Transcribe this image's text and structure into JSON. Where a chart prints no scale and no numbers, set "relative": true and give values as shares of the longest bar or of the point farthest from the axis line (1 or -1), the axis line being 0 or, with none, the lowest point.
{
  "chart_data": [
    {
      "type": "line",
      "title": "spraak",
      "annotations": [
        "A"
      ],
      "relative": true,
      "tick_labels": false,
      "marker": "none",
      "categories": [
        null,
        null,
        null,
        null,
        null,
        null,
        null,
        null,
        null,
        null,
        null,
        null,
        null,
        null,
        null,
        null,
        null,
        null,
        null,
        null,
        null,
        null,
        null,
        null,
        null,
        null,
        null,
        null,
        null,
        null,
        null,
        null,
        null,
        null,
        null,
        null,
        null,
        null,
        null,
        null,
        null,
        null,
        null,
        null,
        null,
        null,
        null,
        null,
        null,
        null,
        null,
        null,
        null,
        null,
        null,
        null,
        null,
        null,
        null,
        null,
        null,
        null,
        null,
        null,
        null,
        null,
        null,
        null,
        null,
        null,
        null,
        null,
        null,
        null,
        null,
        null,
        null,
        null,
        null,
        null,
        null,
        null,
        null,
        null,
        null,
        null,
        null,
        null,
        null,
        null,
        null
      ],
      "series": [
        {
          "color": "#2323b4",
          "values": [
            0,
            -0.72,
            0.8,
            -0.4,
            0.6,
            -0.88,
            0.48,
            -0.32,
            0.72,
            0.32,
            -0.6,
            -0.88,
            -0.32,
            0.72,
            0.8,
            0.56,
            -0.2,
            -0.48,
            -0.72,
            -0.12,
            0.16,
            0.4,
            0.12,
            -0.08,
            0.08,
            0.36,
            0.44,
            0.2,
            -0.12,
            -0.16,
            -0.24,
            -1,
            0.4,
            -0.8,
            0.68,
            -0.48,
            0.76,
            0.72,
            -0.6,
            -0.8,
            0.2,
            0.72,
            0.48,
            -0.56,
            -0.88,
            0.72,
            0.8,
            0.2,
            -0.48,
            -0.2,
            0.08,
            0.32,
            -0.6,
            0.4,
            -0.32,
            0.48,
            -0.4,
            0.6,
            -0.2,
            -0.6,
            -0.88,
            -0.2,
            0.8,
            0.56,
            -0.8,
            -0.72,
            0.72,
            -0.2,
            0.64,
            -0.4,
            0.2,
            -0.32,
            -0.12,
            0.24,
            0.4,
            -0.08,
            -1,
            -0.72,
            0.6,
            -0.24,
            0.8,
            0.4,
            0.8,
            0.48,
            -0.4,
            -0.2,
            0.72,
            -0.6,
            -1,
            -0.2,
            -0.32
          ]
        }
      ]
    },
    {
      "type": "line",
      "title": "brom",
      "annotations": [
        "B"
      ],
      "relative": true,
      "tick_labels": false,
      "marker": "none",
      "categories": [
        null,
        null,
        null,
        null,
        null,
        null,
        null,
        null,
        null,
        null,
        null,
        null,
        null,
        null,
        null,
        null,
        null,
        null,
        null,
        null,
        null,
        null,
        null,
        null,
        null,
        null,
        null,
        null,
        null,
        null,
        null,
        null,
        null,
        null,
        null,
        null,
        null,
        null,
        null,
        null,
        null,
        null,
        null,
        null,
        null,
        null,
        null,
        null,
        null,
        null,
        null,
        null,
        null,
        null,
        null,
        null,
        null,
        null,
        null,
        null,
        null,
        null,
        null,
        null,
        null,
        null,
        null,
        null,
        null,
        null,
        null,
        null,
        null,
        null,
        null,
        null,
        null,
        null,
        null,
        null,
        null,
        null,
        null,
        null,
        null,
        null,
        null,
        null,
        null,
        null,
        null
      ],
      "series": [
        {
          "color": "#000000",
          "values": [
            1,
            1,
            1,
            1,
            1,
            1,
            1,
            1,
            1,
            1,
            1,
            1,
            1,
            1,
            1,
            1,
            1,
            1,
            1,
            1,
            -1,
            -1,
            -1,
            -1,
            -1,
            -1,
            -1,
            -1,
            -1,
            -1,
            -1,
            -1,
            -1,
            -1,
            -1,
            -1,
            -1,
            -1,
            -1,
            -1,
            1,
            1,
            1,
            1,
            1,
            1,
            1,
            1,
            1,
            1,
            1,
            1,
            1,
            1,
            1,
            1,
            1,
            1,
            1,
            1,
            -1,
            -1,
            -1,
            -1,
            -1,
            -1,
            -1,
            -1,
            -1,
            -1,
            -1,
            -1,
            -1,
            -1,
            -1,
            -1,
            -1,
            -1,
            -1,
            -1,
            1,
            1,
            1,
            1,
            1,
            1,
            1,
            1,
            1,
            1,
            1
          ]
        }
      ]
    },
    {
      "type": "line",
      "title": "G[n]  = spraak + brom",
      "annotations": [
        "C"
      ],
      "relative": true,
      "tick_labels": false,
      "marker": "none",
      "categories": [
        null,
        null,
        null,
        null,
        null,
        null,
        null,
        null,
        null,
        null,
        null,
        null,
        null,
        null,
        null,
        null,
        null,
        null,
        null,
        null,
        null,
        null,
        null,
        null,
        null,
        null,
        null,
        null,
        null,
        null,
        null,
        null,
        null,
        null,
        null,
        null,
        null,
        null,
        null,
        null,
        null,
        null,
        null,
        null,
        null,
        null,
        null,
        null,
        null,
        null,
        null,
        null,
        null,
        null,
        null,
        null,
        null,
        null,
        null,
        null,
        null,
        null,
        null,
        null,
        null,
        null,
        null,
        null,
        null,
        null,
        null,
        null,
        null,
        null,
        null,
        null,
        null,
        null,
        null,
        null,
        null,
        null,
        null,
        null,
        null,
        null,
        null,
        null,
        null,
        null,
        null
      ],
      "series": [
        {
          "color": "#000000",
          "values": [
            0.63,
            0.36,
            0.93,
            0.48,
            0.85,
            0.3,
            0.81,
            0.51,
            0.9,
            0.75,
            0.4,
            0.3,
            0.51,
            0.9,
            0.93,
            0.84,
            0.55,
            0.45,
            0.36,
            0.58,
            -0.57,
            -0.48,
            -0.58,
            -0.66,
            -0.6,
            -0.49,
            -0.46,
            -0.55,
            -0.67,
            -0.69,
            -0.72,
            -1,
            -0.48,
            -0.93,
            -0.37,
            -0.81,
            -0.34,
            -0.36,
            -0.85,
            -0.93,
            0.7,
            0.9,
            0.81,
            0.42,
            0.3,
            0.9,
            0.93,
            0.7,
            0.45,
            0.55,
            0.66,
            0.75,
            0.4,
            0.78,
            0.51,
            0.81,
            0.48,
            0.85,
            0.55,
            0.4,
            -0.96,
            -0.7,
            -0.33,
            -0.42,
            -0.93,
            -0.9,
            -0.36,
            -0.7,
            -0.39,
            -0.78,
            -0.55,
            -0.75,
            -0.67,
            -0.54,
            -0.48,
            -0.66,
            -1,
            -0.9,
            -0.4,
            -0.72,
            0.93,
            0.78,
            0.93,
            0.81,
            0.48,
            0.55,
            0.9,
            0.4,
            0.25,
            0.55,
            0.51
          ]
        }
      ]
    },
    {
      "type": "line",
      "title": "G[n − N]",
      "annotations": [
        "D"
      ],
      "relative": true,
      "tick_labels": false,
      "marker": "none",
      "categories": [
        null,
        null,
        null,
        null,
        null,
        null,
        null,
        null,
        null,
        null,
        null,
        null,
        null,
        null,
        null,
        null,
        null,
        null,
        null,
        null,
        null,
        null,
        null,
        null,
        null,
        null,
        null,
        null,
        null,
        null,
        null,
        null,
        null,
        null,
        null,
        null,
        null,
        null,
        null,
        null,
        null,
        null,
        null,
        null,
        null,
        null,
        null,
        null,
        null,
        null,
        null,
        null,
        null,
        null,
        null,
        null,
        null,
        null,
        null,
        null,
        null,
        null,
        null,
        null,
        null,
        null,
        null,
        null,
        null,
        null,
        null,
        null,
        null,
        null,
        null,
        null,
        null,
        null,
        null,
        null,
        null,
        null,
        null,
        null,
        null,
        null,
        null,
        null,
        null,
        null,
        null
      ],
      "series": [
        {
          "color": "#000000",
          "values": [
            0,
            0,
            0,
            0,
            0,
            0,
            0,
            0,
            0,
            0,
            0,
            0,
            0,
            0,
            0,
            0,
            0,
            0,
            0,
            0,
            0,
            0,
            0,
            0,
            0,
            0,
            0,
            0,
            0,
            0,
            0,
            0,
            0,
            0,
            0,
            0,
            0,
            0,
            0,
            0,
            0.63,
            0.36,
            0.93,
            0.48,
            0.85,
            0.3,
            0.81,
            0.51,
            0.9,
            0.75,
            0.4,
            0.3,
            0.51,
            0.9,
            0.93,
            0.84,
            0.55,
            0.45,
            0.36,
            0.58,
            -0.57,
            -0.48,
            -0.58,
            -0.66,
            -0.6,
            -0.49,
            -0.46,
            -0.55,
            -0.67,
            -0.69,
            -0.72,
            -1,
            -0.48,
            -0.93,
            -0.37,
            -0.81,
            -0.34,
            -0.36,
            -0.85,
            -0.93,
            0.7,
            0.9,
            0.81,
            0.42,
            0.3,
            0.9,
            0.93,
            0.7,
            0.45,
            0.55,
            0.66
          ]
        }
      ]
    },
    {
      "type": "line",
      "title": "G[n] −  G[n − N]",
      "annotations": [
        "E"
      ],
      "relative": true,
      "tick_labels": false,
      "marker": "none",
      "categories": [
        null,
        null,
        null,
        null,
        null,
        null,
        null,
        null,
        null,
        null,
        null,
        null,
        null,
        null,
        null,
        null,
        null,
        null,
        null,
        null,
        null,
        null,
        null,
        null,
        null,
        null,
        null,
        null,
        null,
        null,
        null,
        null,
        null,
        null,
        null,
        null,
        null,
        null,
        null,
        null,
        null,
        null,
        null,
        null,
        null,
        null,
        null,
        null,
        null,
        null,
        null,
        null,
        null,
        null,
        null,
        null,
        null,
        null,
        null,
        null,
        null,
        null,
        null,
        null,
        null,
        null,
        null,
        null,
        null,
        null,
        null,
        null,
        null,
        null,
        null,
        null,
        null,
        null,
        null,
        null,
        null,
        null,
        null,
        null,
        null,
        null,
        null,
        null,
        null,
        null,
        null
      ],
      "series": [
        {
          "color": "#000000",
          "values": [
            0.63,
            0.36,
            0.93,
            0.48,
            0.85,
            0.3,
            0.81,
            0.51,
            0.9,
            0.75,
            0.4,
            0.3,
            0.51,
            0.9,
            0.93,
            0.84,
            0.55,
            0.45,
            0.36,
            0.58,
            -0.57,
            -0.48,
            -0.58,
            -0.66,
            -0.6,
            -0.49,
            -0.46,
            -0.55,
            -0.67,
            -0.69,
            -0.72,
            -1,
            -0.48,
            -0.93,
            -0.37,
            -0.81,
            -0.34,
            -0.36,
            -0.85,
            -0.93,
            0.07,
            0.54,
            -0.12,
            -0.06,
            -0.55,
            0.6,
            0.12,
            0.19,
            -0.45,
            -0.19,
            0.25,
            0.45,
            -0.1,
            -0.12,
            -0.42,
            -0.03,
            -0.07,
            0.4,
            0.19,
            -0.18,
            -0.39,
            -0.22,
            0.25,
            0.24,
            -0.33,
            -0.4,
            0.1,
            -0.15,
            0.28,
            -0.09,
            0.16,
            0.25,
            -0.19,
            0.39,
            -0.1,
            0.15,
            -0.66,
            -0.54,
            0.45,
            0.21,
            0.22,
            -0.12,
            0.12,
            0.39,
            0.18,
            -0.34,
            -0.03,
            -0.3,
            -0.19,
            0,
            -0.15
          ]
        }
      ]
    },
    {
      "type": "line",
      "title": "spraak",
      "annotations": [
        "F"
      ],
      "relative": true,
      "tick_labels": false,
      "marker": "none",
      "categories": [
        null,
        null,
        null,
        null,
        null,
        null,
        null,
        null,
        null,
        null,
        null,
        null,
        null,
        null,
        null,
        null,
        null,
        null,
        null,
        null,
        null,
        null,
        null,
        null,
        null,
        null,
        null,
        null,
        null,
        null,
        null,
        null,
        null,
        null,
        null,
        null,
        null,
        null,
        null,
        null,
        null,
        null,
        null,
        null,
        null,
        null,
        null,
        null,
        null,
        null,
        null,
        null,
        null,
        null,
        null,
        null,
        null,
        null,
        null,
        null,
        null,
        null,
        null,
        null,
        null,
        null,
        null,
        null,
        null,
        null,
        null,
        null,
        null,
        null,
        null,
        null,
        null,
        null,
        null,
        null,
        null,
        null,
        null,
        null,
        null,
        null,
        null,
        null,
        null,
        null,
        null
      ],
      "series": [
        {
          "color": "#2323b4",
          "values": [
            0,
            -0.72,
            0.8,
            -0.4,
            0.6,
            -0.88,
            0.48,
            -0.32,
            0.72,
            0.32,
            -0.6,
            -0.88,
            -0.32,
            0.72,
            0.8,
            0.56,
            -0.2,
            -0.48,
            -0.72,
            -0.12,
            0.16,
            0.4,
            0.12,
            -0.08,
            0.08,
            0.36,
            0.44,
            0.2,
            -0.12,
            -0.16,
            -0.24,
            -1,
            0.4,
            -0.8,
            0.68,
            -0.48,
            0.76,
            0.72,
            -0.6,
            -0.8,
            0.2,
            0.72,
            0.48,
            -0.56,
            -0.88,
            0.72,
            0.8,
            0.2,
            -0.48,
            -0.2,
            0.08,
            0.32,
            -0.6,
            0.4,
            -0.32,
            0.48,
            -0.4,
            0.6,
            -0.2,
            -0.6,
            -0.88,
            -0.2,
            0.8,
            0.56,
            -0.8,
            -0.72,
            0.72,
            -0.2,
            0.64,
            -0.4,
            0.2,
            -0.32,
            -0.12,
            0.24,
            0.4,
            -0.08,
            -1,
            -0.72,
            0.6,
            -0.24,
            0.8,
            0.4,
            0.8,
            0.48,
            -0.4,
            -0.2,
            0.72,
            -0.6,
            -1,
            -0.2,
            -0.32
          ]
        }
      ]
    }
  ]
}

→ WORK REQUIRED
Find and count the lines of the data that include the string "title", and report that figure by itself.

→ FINAL ANSWER
6